**ENTRIES**
+++++

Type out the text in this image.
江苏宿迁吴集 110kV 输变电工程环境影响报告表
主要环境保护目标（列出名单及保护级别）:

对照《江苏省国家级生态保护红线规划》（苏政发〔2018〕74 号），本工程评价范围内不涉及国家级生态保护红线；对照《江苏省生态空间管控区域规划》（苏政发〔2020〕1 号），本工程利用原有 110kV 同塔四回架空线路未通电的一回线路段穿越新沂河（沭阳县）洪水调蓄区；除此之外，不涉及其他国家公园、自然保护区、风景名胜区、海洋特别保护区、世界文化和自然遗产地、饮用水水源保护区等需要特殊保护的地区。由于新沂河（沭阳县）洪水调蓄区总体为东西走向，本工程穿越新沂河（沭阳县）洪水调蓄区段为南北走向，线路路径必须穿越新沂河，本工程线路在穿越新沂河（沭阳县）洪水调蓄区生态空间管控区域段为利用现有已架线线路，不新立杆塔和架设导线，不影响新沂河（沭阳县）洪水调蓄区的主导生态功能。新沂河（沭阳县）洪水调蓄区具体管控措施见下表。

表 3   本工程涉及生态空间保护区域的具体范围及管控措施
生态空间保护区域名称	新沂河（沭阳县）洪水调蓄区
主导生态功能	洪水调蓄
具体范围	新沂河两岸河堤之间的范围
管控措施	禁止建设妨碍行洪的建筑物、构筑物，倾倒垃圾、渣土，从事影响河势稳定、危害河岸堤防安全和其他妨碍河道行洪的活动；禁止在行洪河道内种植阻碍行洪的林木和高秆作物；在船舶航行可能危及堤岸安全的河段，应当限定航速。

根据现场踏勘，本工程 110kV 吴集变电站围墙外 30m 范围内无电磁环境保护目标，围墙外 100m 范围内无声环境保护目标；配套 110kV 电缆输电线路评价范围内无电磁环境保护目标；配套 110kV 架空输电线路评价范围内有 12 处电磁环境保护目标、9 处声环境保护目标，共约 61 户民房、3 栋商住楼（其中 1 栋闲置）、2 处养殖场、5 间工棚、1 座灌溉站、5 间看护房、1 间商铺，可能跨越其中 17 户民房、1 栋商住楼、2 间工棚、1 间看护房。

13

+++++

**THE PROBLEM**
Repeat all the records. Match each line exactly.

**TASK ANSWER**
Type out the text in this image.
江苏宿迁吴集 110kV 输变电工程环境影响报告表
主要环境保护目标（列出名单及保护级别）:

对照《江苏省国家级生态保护红线规划》（苏政发〔2018〕74 号），本工程评价范围内不涉及国家级生态保护红线；对照《江苏省生态空间管控区域规划》（苏政发〔2020〕1 号），本工程利用原有 110kV 同塔四回架空线路未通电的一回线路段穿越新沂河（沭阳县）洪水调蓄区；除此之外，不涉及其他国家公园、自然保护区、风景名胜区、海洋特别保护区、世界文化和自然遗产地、饮用水水源保护区等需要特殊保护的地区。由于新沂河（沭阳县）洪水调蓄区总体为东西走向，本工程穿越新沂河（沭阳县）洪水调蓄区段为南北走向，线路路径必须穿越新沂河，本工程线路在穿越新沂河（沭阳县）洪水调蓄区生态空间管控区域段为利用现有已架线线路，不新立杆塔和架设导线，不影响新沂河（沭阳县）洪水调蓄区的主导生态功能。新沂河（沭阳县）洪水调蓄区具体管控措施见下表。

表 3   本工程涉及生态空间保护区域的具体范围及管控措施
生态空间保护区域名称	新沂河（沭阳县）洪水调蓄区
主导生态功能	洪水调蓄
具体范围	新沂河两岸河堤之间的范围
管控措施	禁止建设妨碍行洪的建筑物、构筑物，倾倒垃圾、渣土，从事影响河势稳定、危害河岸堤防安全和其他妨碍河道行洪的活动；禁止在行洪河道内种植阻碍行洪的林木和高秆作物；在船舶航行可能危及堤岸安全的河段，应当限定航速。

根据现场踏勘，本工程 110kV 吴集变电站围墙外 30m 范围内无电磁环境保护目标，围墙外 100m 范围内无声环境保护目标；配套 110kV 电缆输电线路评价范围内无电磁环境保护目标；配套 110kV 架空输电线路评价范围内有 12 处电磁环境保护目标、9 处声环境保护目标，共约 61 户民房、3 栋商住楼（其中 1 栋闲置）、2 处养殖场、5 间工棚、1 座灌溉站、5 间看护房、1 间商铺，可能跨越其中 17 户民房、1 栋商住楼、2 间工棚、1 间看护房。

13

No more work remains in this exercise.